◆ Requirement 1
Transcribe everything in the article about the modernist Hertfordshire house from "A modernist Hertfordshire" down to "house in Hertfordshire.", with both ends included.

◆ Given text
----
A modernist Hertfordshire house that causes ‘puzzlement to the neighbours’
For more than six years, weekends for John Bonnington meant jumping into his car in all weathers and scouring every corner of southern England for a site on which to build his perfect family home. The young architect snooped around overgrown gardens, knocked on strangers’ doors and quizzed locals until finally, in 1962, he found himself a tranquil, wooded plot in the grounds of a large country house in Hertfordshire.
The setting of a former rose garden might have been bucolic, but Bonnington had little interest in the traditional English image of a pretty country cottage. What he built was a stark steel, glass and brick house that, to this day, ‘causes great puzzlement to the neighbours.’
What induces consternation in other residents, however, seems to entirely satisfy the owner, who still lives in the house with his wife, Esme. ‘If I could go back to 1964, when it was completed, I would not alter a thing,’ he says. Indeed, the house today is very little changed and appears almost newly built. The secret, confides Bonnington, is the way in which he designed it to be almost maintenance-free. ‘I wanted to avoid the miserable business of painting the thing every few years,’ he explains, adding that almost all the surfaces are exposed brick, steel, wood or glass. ‘People often ask when I’m going to finish it,’ he laughs.
----
◆ Data in this exercise
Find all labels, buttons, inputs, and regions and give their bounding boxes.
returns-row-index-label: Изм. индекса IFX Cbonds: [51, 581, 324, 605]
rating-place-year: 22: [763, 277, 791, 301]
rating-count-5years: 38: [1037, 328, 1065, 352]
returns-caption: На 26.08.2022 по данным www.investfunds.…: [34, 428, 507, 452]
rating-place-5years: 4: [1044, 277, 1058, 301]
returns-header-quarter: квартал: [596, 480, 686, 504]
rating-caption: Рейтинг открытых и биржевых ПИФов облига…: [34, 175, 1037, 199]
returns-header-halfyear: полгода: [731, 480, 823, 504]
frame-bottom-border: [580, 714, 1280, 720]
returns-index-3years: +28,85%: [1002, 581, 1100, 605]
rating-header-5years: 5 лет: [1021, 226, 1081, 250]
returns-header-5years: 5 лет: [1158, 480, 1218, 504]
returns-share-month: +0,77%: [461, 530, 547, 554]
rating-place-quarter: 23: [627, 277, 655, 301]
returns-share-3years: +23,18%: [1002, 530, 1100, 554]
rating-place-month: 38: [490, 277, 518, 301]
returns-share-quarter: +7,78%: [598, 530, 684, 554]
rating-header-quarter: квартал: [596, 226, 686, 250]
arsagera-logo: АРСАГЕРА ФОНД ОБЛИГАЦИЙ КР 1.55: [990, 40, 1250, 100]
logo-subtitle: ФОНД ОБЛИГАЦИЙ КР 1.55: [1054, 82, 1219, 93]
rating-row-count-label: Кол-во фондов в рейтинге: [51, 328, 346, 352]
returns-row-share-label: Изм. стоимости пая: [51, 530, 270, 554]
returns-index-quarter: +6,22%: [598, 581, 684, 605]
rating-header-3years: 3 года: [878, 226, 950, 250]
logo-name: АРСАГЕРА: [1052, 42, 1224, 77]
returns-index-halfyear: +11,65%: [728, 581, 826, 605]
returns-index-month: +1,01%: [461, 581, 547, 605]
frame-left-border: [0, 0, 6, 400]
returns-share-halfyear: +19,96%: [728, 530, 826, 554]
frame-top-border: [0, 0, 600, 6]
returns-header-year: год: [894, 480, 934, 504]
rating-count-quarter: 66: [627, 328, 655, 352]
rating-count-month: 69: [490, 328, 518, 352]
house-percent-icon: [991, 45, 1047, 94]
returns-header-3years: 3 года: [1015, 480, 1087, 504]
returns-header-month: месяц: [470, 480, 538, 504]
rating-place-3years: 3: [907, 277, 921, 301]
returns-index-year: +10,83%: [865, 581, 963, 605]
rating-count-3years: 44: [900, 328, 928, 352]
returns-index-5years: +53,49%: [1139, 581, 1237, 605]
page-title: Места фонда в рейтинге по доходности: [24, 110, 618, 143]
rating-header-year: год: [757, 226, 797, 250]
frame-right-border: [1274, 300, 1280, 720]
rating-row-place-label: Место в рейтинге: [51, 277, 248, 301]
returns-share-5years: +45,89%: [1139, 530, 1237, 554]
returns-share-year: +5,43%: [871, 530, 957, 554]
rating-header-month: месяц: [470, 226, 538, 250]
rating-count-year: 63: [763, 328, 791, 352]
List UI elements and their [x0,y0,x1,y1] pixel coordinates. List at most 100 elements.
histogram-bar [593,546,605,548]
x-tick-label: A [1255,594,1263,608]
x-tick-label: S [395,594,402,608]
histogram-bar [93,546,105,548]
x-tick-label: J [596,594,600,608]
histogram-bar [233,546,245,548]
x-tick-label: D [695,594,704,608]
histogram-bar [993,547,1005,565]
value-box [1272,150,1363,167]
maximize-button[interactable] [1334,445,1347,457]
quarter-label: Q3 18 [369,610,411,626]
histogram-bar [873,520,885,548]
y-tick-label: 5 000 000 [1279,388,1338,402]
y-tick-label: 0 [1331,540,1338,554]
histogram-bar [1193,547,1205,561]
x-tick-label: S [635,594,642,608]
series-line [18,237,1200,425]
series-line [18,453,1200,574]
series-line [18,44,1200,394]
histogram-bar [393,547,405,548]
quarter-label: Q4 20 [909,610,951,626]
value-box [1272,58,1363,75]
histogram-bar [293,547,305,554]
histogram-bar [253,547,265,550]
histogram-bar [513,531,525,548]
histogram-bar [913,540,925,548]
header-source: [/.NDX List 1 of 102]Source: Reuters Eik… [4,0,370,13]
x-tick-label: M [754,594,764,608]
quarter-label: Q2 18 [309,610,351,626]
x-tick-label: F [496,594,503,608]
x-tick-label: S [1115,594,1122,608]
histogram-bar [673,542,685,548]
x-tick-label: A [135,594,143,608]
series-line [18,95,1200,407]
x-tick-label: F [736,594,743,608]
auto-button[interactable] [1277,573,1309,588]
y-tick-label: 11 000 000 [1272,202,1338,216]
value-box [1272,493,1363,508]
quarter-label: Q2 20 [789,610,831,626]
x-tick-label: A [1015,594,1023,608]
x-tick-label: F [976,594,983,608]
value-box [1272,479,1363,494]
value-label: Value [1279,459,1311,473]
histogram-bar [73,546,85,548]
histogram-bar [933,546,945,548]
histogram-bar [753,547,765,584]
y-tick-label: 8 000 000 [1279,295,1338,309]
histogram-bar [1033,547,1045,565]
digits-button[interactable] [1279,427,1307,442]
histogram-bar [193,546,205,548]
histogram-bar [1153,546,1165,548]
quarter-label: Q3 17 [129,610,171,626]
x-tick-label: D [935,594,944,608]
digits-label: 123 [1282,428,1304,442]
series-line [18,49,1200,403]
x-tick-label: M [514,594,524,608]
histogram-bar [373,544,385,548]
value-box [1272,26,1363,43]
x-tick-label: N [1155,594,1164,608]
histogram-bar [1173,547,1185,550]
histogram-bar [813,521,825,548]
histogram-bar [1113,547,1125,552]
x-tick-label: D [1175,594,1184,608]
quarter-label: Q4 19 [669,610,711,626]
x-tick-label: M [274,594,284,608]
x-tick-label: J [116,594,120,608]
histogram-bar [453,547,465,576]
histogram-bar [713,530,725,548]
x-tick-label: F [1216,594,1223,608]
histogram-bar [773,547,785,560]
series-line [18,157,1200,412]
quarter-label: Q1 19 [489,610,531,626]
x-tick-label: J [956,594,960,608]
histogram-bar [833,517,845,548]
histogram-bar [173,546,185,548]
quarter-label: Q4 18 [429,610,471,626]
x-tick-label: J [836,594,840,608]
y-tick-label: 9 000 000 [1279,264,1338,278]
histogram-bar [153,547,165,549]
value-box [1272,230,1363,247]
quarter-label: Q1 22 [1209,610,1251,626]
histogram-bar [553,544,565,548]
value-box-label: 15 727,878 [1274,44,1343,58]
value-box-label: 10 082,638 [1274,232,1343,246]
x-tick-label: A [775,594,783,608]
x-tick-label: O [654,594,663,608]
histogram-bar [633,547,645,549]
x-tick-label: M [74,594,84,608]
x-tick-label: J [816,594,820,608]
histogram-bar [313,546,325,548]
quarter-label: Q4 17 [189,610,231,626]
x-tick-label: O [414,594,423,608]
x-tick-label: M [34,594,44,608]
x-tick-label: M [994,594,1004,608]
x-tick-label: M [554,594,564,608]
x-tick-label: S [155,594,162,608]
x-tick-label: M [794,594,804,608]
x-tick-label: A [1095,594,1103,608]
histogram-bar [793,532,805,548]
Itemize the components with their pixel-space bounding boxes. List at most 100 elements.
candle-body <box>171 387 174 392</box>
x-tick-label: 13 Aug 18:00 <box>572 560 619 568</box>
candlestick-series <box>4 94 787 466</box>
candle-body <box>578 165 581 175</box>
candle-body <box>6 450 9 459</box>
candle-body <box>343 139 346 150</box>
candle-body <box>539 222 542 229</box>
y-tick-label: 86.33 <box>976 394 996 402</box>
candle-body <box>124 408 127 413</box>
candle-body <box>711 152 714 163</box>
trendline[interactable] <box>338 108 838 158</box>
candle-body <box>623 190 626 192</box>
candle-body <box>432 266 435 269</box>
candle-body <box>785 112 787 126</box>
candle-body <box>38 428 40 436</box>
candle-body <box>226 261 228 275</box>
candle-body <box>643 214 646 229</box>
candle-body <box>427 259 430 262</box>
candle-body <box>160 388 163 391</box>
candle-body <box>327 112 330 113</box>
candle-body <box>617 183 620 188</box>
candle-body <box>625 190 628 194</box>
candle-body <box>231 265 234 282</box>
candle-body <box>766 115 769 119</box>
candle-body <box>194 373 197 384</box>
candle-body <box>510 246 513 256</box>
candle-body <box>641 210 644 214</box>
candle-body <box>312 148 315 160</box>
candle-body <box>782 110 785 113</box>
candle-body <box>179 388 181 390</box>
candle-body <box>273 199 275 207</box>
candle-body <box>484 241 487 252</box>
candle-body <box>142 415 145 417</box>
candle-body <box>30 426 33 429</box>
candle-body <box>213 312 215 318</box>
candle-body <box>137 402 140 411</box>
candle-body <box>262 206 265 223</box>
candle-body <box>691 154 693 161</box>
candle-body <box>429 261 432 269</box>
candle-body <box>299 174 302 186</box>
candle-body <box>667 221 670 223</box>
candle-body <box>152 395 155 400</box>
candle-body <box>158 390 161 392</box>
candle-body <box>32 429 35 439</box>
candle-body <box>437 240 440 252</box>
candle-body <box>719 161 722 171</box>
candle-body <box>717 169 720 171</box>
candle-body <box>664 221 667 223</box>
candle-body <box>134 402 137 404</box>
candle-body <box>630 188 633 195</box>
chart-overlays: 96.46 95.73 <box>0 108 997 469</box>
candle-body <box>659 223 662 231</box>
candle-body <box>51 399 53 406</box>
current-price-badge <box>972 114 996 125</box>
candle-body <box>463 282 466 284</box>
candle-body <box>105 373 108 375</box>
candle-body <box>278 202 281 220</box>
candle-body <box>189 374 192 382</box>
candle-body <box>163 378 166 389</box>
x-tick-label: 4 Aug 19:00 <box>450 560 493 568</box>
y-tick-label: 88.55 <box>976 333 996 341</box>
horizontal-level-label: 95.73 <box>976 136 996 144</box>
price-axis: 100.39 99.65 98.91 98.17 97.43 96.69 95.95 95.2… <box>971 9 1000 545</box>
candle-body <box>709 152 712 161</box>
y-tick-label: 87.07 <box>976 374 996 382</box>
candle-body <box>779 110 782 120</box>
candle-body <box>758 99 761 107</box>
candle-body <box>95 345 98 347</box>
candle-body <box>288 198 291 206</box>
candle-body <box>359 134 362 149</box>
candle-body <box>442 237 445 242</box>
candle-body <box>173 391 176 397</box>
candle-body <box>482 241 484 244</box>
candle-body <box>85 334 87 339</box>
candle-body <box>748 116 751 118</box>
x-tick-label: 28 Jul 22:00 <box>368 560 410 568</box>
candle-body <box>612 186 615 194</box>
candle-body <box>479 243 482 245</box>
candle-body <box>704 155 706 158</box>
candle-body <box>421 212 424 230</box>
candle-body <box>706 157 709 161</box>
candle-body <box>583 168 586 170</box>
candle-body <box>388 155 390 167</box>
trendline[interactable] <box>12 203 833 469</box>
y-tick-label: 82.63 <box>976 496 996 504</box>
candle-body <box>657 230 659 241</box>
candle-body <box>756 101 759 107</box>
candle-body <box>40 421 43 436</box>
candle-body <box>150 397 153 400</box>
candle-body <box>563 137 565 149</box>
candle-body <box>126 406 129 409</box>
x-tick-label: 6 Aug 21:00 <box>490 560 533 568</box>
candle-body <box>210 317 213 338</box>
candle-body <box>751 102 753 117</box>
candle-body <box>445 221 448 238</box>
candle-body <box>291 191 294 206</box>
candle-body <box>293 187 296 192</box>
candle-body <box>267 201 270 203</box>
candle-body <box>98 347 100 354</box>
----
◆ Requirement 2
Format everything in the records from their first line down to the line containing "frame-bottom-border: [580, 714, 1280, 720]", inclusive, as a numbered list, leaving out blank lines.

◆ Exercise response 1
A modernist Hertfordshire house that causes ‘puzzlement to the neighbours’
For more than six years, weekends for John Bonnington meant jumping into his car in all weathers and scouring every corner of southern England for a site on which to build his perfect family home. The young architect snooped around overgrown gardens, knocked on strangers’ doors and quizzed locals until finally, in 1962, he found himself a tranquil, wooded plot in the grounds of a large country house in Hertfordshire.

◆ Exercise response 2
1. Find all labels, buttons, inputs, and regions and give their bounding boxes.
2. returns-row-index-label: Изм. индекса IFX Cbonds: [51, 581, 324, 605]
3. rating-place-year: 22: [763, 277, 791, 301]
4. rating-count-5years: 38: [1037, 328, 1065, 352]
5. returns-caption: На 26.08.2022 по данным www.investfunds.…: [34, 428, 507, 452]
6. rating-place-5years: 4: [1044, 277, 1058, 301]
7. returns-header-quarter: квартал: [596, 480, 686, 504]
8. rating-caption: Рейтинг открытых и биржевых ПИФов облига…: [34, 175, 1037, 199]
9. returns-header-halfyear: полгода: [731, 480, 823, 504]
10. frame-bottom-border: [580, 714, 1280, 720]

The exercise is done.